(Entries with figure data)
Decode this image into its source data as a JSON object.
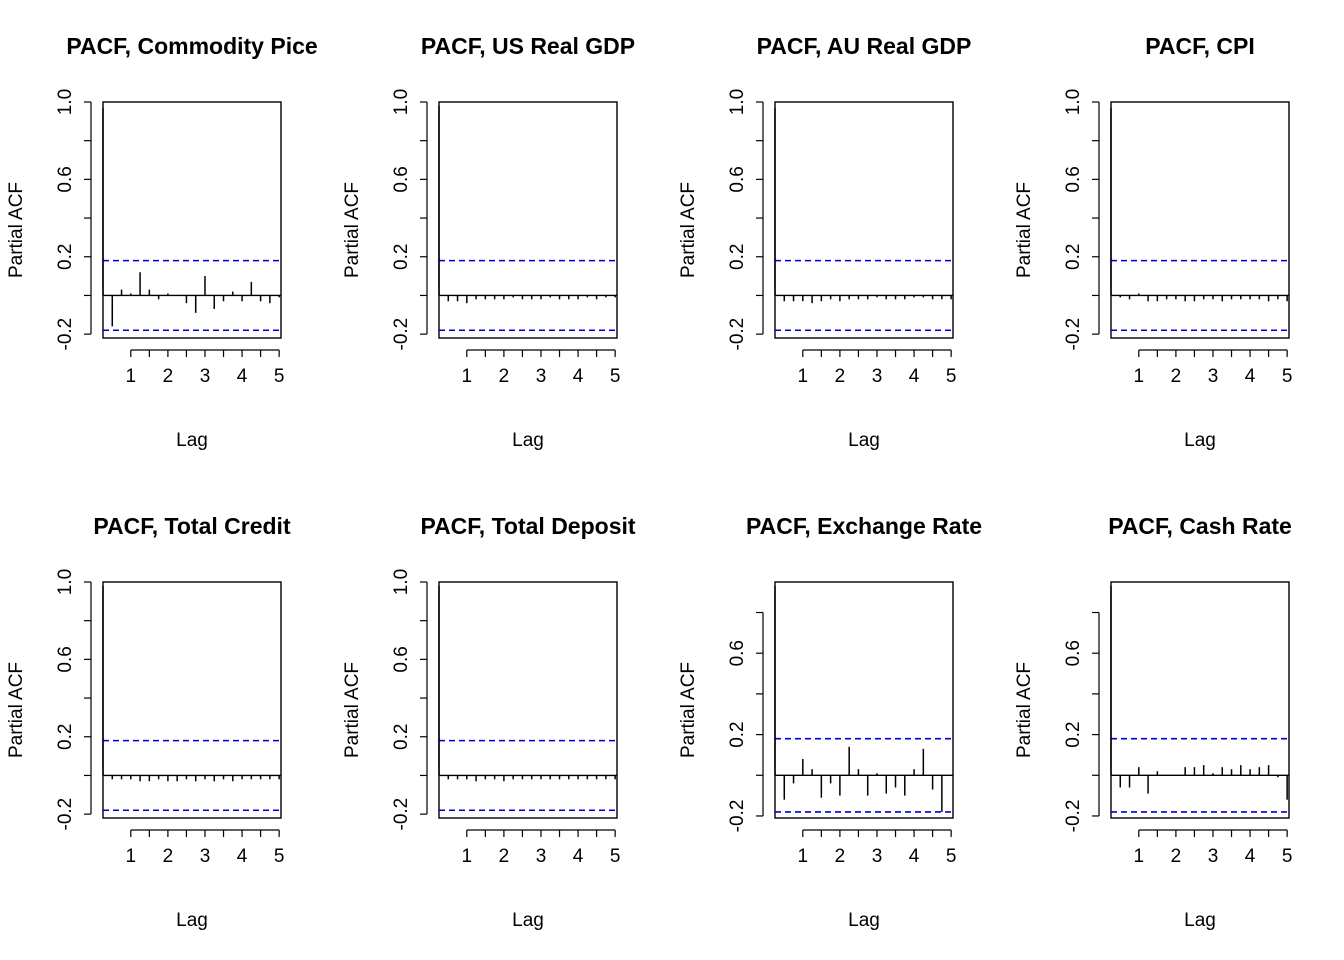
{
  "figure": {
    "description_colors": {
      "bar": "#000000",
      "ci_line": "#0000cd",
      "frame": "#000000"
    }
  },
  "chart_data": [
    {
      "type": "bar",
      "title": "PACF, Commodity Pice",
      "xlabel": "Lag",
      "ylabel": "Partial ACF",
      "xlim": [
        0.25,
        5.05
      ],
      "ylim": [
        -0.22,
        1.0
      ],
      "xticks": [
        1,
        2,
        3,
        4,
        5
      ],
      "xtick_labels": [
        "1",
        "2",
        "3",
        "4",
        "5"
      ],
      "yticks": [
        -0.2,
        0.2,
        0.6,
        1.0
      ],
      "ytick_labels": [
        "-0.2",
        "0.2",
        "0.6",
        "1.0"
      ],
      "ci": 0.18,
      "lags": [
        0.25,
        0.5,
        0.75,
        1.0,
        1.25,
        1.5,
        1.75,
        2.0,
        2.25,
        2.5,
        2.75,
        3.0,
        3.25,
        3.5,
        3.75,
        4.0,
        4.25,
        4.5,
        4.75,
        5.0
      ],
      "values": [
        0.97,
        -0.16,
        0.03,
        0.01,
        0.12,
        0.03,
        -0.02,
        0.01,
        0.0,
        -0.04,
        -0.09,
        0.1,
        -0.07,
        -0.03,
        0.02,
        -0.03,
        0.07,
        -0.03,
        -0.04,
        -0.01
      ]
    },
    {
      "type": "bar",
      "title": "PACF, US Real GDP",
      "xlabel": "Lag",
      "ylabel": "Partial ACF",
      "xlim": [
        0.25,
        5.05
      ],
      "ylim": [
        -0.22,
        1.0
      ],
      "xticks": [
        1,
        2,
        3,
        4,
        5
      ],
      "xtick_labels": [
        "1",
        "2",
        "3",
        "4",
        "5"
      ],
      "yticks": [
        -0.2,
        0.2,
        0.6,
        1.0
      ],
      "ytick_labels": [
        "-0.2",
        "0.2",
        "0.6",
        "1.0"
      ],
      "ci": 0.18,
      "lags": [
        0.25,
        0.5,
        0.75,
        1.0,
        1.25,
        1.5,
        1.75,
        2.0,
        2.25,
        2.5,
        2.75,
        3.0,
        3.25,
        3.5,
        3.75,
        4.0,
        4.25,
        4.5,
        4.75,
        5.0
      ],
      "values": [
        0.98,
        -0.03,
        -0.03,
        -0.04,
        -0.02,
        -0.02,
        -0.02,
        -0.02,
        -0.01,
        -0.02,
        -0.02,
        -0.02,
        -0.01,
        -0.02,
        -0.02,
        -0.02,
        -0.01,
        -0.02,
        -0.01,
        -0.01
      ]
    },
    {
      "type": "bar",
      "title": "PACF, AU Real GDP",
      "xlabel": "Lag",
      "ylabel": "Partial ACF",
      "xlim": [
        0.25,
        5.05
      ],
      "ylim": [
        -0.22,
        1.0
      ],
      "xticks": [
        1,
        2,
        3,
        4,
        5
      ],
      "xtick_labels": [
        "1",
        "2",
        "3",
        "4",
        "5"
      ],
      "yticks": [
        -0.2,
        0.2,
        0.6,
        1.0
      ],
      "ytick_labels": [
        "-0.2",
        "0.2",
        "0.6",
        "1.0"
      ],
      "ci": 0.18,
      "lags": [
        0.25,
        0.5,
        0.75,
        1.0,
        1.25,
        1.5,
        1.75,
        2.0,
        2.25,
        2.5,
        2.75,
        3.0,
        3.25,
        3.5,
        3.75,
        4.0,
        4.25,
        4.5,
        4.75,
        5.0
      ],
      "values": [
        0.97,
        -0.03,
        -0.03,
        -0.03,
        -0.04,
        -0.03,
        -0.02,
        -0.03,
        -0.02,
        -0.02,
        -0.02,
        -0.01,
        -0.02,
        -0.02,
        -0.02,
        -0.01,
        -0.01,
        -0.02,
        -0.02,
        -0.02
      ]
    },
    {
      "type": "bar",
      "title": "PACF, CPI",
      "xlabel": "Lag",
      "ylabel": "Partial ACF",
      "xlim": [
        0.25,
        5.05
      ],
      "ylim": [
        -0.22,
        1.0
      ],
      "xticks": [
        1,
        2,
        3,
        4,
        5
      ],
      "xtick_labels": [
        "1",
        "2",
        "3",
        "4",
        "5"
      ],
      "yticks": [
        -0.2,
        0.2,
        0.6,
        1.0
      ],
      "ytick_labels": [
        "-0.2",
        "0.2",
        "0.6",
        "1.0"
      ],
      "ci": 0.18,
      "lags": [
        0.25,
        0.5,
        0.75,
        1.0,
        1.25,
        1.5,
        1.75,
        2.0,
        2.25,
        2.5,
        2.75,
        3.0,
        3.25,
        3.5,
        3.75,
        4.0,
        4.25,
        4.5,
        4.75,
        5.0
      ],
      "values": [
        0.97,
        -0.01,
        -0.02,
        0.01,
        -0.03,
        -0.03,
        -0.02,
        -0.02,
        -0.03,
        -0.03,
        -0.02,
        -0.02,
        -0.03,
        -0.02,
        -0.02,
        -0.02,
        -0.02,
        -0.03,
        -0.02,
        -0.03
      ]
    },
    {
      "type": "bar",
      "title": "PACF, Total Credit",
      "xlabel": "Lag",
      "ylabel": "Partial ACF",
      "xlim": [
        0.25,
        5.05
      ],
      "ylim": [
        -0.22,
        1.0
      ],
      "xticks": [
        1,
        2,
        3,
        4,
        5
      ],
      "xtick_labels": [
        "1",
        "2",
        "3",
        "4",
        "5"
      ],
      "yticks": [
        -0.2,
        0.2,
        0.6,
        1.0
      ],
      "ytick_labels": [
        "-0.2",
        "0.2",
        "0.6",
        "1.0"
      ],
      "ci": 0.18,
      "lags": [
        0.25,
        0.5,
        0.75,
        1.0,
        1.25,
        1.5,
        1.75,
        2.0,
        2.25,
        2.5,
        2.75,
        3.0,
        3.25,
        3.5,
        3.75,
        4.0,
        4.25,
        4.5,
        4.75,
        5.0
      ],
      "values": [
        0.98,
        -0.02,
        -0.02,
        -0.02,
        -0.03,
        -0.03,
        -0.02,
        -0.03,
        -0.03,
        -0.02,
        -0.03,
        -0.02,
        -0.03,
        -0.02,
        -0.03,
        -0.02,
        -0.02,
        -0.02,
        -0.02,
        -0.02
      ]
    },
    {
      "type": "bar",
      "title": "PACF, Total Deposit",
      "xlabel": "Lag",
      "ylabel": "Partial ACF",
      "xlim": [
        0.25,
        5.05
      ],
      "ylim": [
        -0.22,
        1.0
      ],
      "xticks": [
        1,
        2,
        3,
        4,
        5
      ],
      "xtick_labels": [
        "1",
        "2",
        "3",
        "4",
        "5"
      ],
      "yticks": [
        -0.2,
        0.2,
        0.6,
        1.0
      ],
      "ytick_labels": [
        "-0.2",
        "0.2",
        "0.6",
        "1.0"
      ],
      "ci": 0.18,
      "lags": [
        0.25,
        0.5,
        0.75,
        1.0,
        1.25,
        1.5,
        1.75,
        2.0,
        2.25,
        2.5,
        2.75,
        3.0,
        3.25,
        3.5,
        3.75,
        4.0,
        4.25,
        4.5,
        4.75,
        5.0
      ],
      "values": [
        0.98,
        -0.02,
        -0.02,
        -0.02,
        -0.03,
        -0.02,
        -0.02,
        -0.03,
        -0.02,
        -0.02,
        -0.02,
        -0.02,
        -0.02,
        -0.02,
        -0.02,
        -0.02,
        -0.02,
        -0.02,
        -0.02,
        -0.02
      ]
    },
    {
      "type": "bar",
      "title": "PACF, Exchange Rate",
      "xlabel": "Lag",
      "ylabel": "Partial ACF",
      "xlim": [
        0.25,
        5.05
      ],
      "ylim": [
        -0.21,
        0.95
      ],
      "xticks": [
        1,
        2,
        3,
        4,
        5
      ],
      "xtick_labels": [
        "1",
        "2",
        "3",
        "4",
        "5"
      ],
      "yticks": [
        -0.2,
        0.2,
        0.6
      ],
      "ytick_labels": [
        "-0.2",
        "0.2",
        "0.6"
      ],
      "ci": 0.18,
      "lags": [
        0.25,
        0.5,
        0.75,
        1.0,
        1.25,
        1.5,
        1.75,
        2.0,
        2.25,
        2.5,
        2.75,
        3.0,
        3.25,
        3.5,
        3.75,
        4.0,
        4.25,
        4.5,
        4.75,
        5.0
      ],
      "values": [
        0.93,
        -0.12,
        -0.04,
        0.08,
        0.03,
        -0.11,
        -0.04,
        -0.1,
        0.14,
        0.03,
        -0.1,
        0.01,
        -0.09,
        -0.06,
        -0.1,
        0.03,
        0.13,
        -0.07,
        -0.18,
        0.0
      ]
    },
    {
      "type": "bar",
      "title": "PACF, Cash Rate",
      "xlabel": "Lag",
      "ylabel": "Partial ACF",
      "xlim": [
        0.25,
        5.05
      ],
      "ylim": [
        -0.21,
        0.95
      ],
      "xticks": [
        1,
        2,
        3,
        4,
        5
      ],
      "xtick_labels": [
        "1",
        "2",
        "3",
        "4",
        "5"
      ],
      "yticks": [
        -0.2,
        0.2,
        0.6
      ],
      "ytick_labels": [
        "-0.2",
        "0.2",
        "0.6"
      ],
      "ci": 0.18,
      "lags": [
        0.25,
        0.5,
        0.75,
        1.0,
        1.25,
        1.5,
        1.75,
        2.0,
        2.25,
        2.5,
        2.75,
        3.0,
        3.25,
        3.5,
        3.75,
        4.0,
        4.25,
        4.5,
        4.75,
        5.0
      ],
      "values": [
        0.93,
        -0.06,
        -0.06,
        0.04,
        -0.09,
        0.02,
        0.0,
        0.0,
        0.04,
        0.04,
        0.05,
        0.01,
        0.04,
        0.03,
        0.05,
        0.03,
        0.04,
        0.05,
        -0.01,
        -0.12
      ]
    }
  ]
}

Instruction: List the lines that contain the word "Total".

Expected answer:
      "title": "PACF, Total Credit",
      "title": "PACF, Total Deposit",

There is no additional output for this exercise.